= Stored data =
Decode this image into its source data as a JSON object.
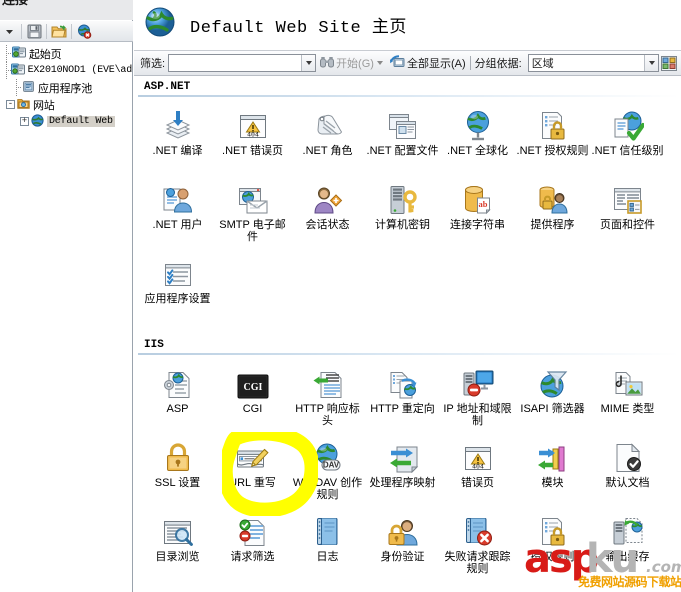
{
  "window": {
    "connections_title": "连接"
  },
  "connections_toolbar": {
    "items": [
      {
        "name": "back-dropdown-icon",
        "glyph": "▾"
      },
      {
        "name": "save-icon",
        "glyph": "save"
      },
      {
        "name": "open-folder-icon",
        "glyph": "folder"
      },
      {
        "name": "disconnect-icon",
        "glyph": "globe-x"
      }
    ]
  },
  "tree": {
    "nodes": [
      {
        "label": "起始页",
        "icon": "start-page-icon",
        "indent": 0,
        "expander": "",
        "selected": false,
        "mono": false
      },
      {
        "label": "EX2010NOD1  (EVE\\ad",
        "icon": "server-icon",
        "indent": 0,
        "expander": "",
        "selected": false,
        "mono": true
      },
      {
        "label": "应用程序池",
        "icon": "app-pools-icon",
        "indent": 1,
        "expander": "",
        "selected": false,
        "mono": false
      },
      {
        "label": "网站",
        "icon": "sites-folder-icon",
        "indent": 1,
        "expander": "-",
        "selected": false,
        "mono": false
      },
      {
        "label": "Default Web",
        "icon": "website-icon",
        "indent": 2,
        "expander": "+",
        "selected": true,
        "mono": true
      }
    ]
  },
  "header": {
    "icon": "website-globe-icon",
    "title": "Default Web Site 主页"
  },
  "filter_bar": {
    "filter_label": "筛选:",
    "filter_value": "",
    "filter_placeholder": "",
    "start_label": "开始(G)",
    "show_all_label": "全部显示(A)",
    "group_by_label": "分组依据:",
    "group_by_value": "区域",
    "view_icon": "view-tiles-icon"
  },
  "sections": [
    {
      "id": "aspnet",
      "title": "ASP.NET",
      "items": [
        {
          "label": ".NET 编译",
          "icon": "net-compilation-icon"
        },
        {
          "label": ".NET 错误页",
          "icon": "net-error-pages-icon"
        },
        {
          "label": ".NET 角色",
          "icon": "net-roles-icon"
        },
        {
          "label": ".NET 配置文件",
          "icon": "net-profile-icon"
        },
        {
          "label": ".NET 全球化",
          "icon": "net-globalization-icon"
        },
        {
          "label": ".NET 授权规则",
          "icon": "net-authorization-rules-icon"
        },
        {
          "label": ".NET 信任级别",
          "icon": "net-trust-levels-icon"
        },
        {
          "label": ".NET 用户",
          "icon": "net-users-icon"
        },
        {
          "label": "SMTP 电子邮件",
          "icon": "smtp-email-icon"
        },
        {
          "label": "会话状态",
          "icon": "session-state-icon"
        },
        {
          "label": "计算机密钥",
          "icon": "machine-key-icon"
        },
        {
          "label": "连接字符串",
          "icon": "connection-strings-icon"
        },
        {
          "label": "提供程序",
          "icon": "providers-icon"
        },
        {
          "label": "页面和控件",
          "icon": "pages-and-controls-icon"
        },
        {
          "label": "应用程序设置",
          "icon": "application-settings-icon"
        }
      ]
    },
    {
      "id": "iis",
      "title": "IIS",
      "items": [
        {
          "label": "ASP",
          "icon": "asp-icon"
        },
        {
          "label": "CGI",
          "icon": "cgi-icon"
        },
        {
          "label": "HTTP 响应标头",
          "icon": "http-response-headers-icon"
        },
        {
          "label": "HTTP 重定向",
          "icon": "http-redirect-icon"
        },
        {
          "label": "IP 地址和域限制",
          "icon": "ip-address-domain-restrictions-icon"
        },
        {
          "label": "ISAPI 筛选器",
          "icon": "isapi-filters-icon"
        },
        {
          "label": "MIME 类型",
          "icon": "mime-types-icon"
        },
        {
          "label": "SSL 设置",
          "icon": "ssl-settings-icon"
        },
        {
          "label": "URL 重写",
          "icon": "url-rewrite-icon"
        },
        {
          "label": "WebDAV 创作规则",
          "icon": "webdav-authoring-rules-icon"
        },
        {
          "label": "处理程序映射",
          "icon": "handler-mappings-icon"
        },
        {
          "label": "错误页",
          "icon": "error-pages-icon"
        },
        {
          "label": "模块",
          "icon": "modules-icon"
        },
        {
          "label": "默认文档",
          "icon": "default-document-icon"
        },
        {
          "label": "目录浏览",
          "icon": "directory-browsing-icon"
        },
        {
          "label": "请求筛选",
          "icon": "request-filtering-icon"
        },
        {
          "label": "日志",
          "icon": "logging-icon"
        },
        {
          "label": "身份验证",
          "icon": "authentication-icon"
        },
        {
          "label": "失败请求跟踪规则",
          "icon": "failed-request-tracing-rules-icon"
        },
        {
          "label": "授权规则",
          "icon": "authorization-rules-icon"
        },
        {
          "label": "输出缓存",
          "icon": "output-caching-icon"
        }
      ]
    }
  ],
  "annotation": {
    "highlight_target": "URL 重写",
    "highlight_color": "#ffff00"
  },
  "watermark": {
    "part1": "asp",
    "part2": "ku",
    "part3": ".com",
    "tagline": "免费网站源码下载站",
    "color1": "#d81b17",
    "color2": "#b4b4b4",
    "color3": "#f0a000"
  }
}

= Set exercise =
From the material above, copy everything exactly but the pictures.

= Task solution =
Decode this image into its source data as a JSON object.
{
  "window": {
    "connections_title": "连接"
  },
  "connections_toolbar": {
    "items": [
      {
        "name": "back-dropdown-icon",
        "glyph": "▾"
      },
      {
        "name": "save-icon",
        "glyph": "save"
      },
      {
        "name": "open-folder-icon",
        "glyph": "folder"
      },
      {
        "name": "disconnect-icon",
        "glyph": "globe-x"
      }
    ]
  },
  "tree": {
    "nodes": [
      {
        "label": "起始页",
        "icon": "start-page-icon",
        "indent": 0,
        "expander": "",
        "selected": false,
        "mono": false
      },
      {
        "label": "EX2010NOD1  (EVE\\ad",
        "icon": "server-icon",
        "indent": 0,
        "expander": "",
        "selected": false,
        "mono": true
      },
      {
        "label": "应用程序池",
        "icon": "app-pools-icon",
        "indent": 1,
        "expander": "",
        "selected": false,
        "mono": false
      },
      {
        "label": "网站",
        "icon": "sites-folder-icon",
        "indent": 1,
        "expander": "-",
        "selected": false,
        "mono": false
      },
      {
        "label": "Default Web",
        "icon": "website-icon",
        "indent": 2,
        "expander": "+",
        "selected": true,
        "mono": true
      }
    ]
  },
  "header": {
    "icon": "website-globe-icon",
    "title": "Default Web Site 主页"
  },
  "filter_bar": {
    "filter_label": "筛选:",
    "filter_value": "",
    "filter_placeholder": "",
    "start_label": "开始(G)",
    "show_all_label": "全部显示(A)",
    "group_by_label": "分组依据:",
    "group_by_value": "区域",
    "view_icon": "view-tiles-icon"
  },
  "sections": [
    {
      "id": "aspnet",
      "title": "ASP.NET",
      "items": [
        {
          "label": ".NET 编译",
          "icon": "net-compilation-icon"
        },
        {
          "label": ".NET 错误页",
          "icon": "net-error-pages-icon"
        },
        {
          "label": ".NET 角色",
          "icon": "net-roles-icon"
        },
        {
          "label": ".NET 配置文件",
          "icon": "net-profile-icon"
        },
        {
          "label": ".NET 全球化",
          "icon": "net-globalization-icon"
        },
        {
          "label": ".NET 授权规则",
          "icon": "net-authorization-rules-icon"
        },
        {
          "label": ".NET 信任级别",
          "icon": "net-trust-levels-icon"
        },
        {
          "label": ".NET 用户",
          "icon": "net-users-icon"
        },
        {
          "label": "SMTP 电子邮件",
          "icon": "smtp-email-icon"
        },
        {
          "label": "会话状态",
          "icon": "session-state-icon"
        },
        {
          "label": "计算机密钥",
          "icon": "machine-key-icon"
        },
        {
          "label": "连接字符串",
          "icon": "connection-strings-icon"
        },
        {
          "label": "提供程序",
          "icon": "providers-icon"
        },
        {
          "label": "页面和控件",
          "icon": "pages-and-controls-icon"
        },
        {
          "label": "应用程序设置",
          "icon": "application-settings-icon"
        }
      ]
    },
    {
      "id": "iis",
      "title": "IIS",
      "items": [
        {
          "label": "ASP",
          "icon": "asp-icon"
        },
        {
          "label": "CGI",
          "icon": "cgi-icon"
        },
        {
          "label": "HTTP 响应标头",
          "icon": "http-response-headers-icon"
        },
        {
          "label": "HTTP 重定向",
          "icon": "http-redirect-icon"
        },
        {
          "label": "IP 地址和域限制",
          "icon": "ip-address-domain-restrictions-icon"
        },
        {
          "label": "ISAPI 筛选器",
          "icon": "isapi-filters-icon"
        },
        {
          "label": "MIME 类型",
          "icon": "mime-types-icon"
        },
        {
          "label": "SSL 设置",
          "icon": "ssl-settings-icon"
        },
        {
          "label": "URL 重写",
          "icon": "url-rewrite-icon"
        },
        {
          "label": "WebDAV 创作规则",
          "icon": "webdav-authoring-rules-icon"
        },
        {
          "label": "处理程序映射",
          "icon": "handler-mappings-icon"
        },
        {
          "label": "错误页",
          "icon": "error-pages-icon"
        },
        {
          "label": "模块",
          "icon": "modules-icon"
        },
        {
          "label": "默认文档",
          "icon": "default-document-icon"
        },
        {
          "label": "目录浏览",
          "icon": "directory-browsing-icon"
        },
        {
          "label": "请求筛选",
          "icon": "request-filtering-icon"
        },
        {
          "label": "日志",
          "icon": "logging-icon"
        },
        {
          "label": "身份验证",
          "icon": "authentication-icon"
        },
        {
          "label": "失败请求跟踪规则",
          "icon": "failed-request-tracing-rules-icon"
        },
        {
          "label": "授权规则",
          "icon": "authorization-rules-icon"
        },
        {
          "label": "输出缓存",
          "icon": "output-caching-icon"
        }
      ]
    }
  ],
  "annotation": {
    "highlight_target": "URL 重写",
    "highlight_color": "#ffff00"
  },
  "watermark": {
    "part1": "asp",
    "part2": "ku",
    "part3": ".com",
    "tagline": "免费网站源码下载站",
    "color1": "#d81b17",
    "color2": "#b4b4b4",
    "color3": "#f0a000"
  }
}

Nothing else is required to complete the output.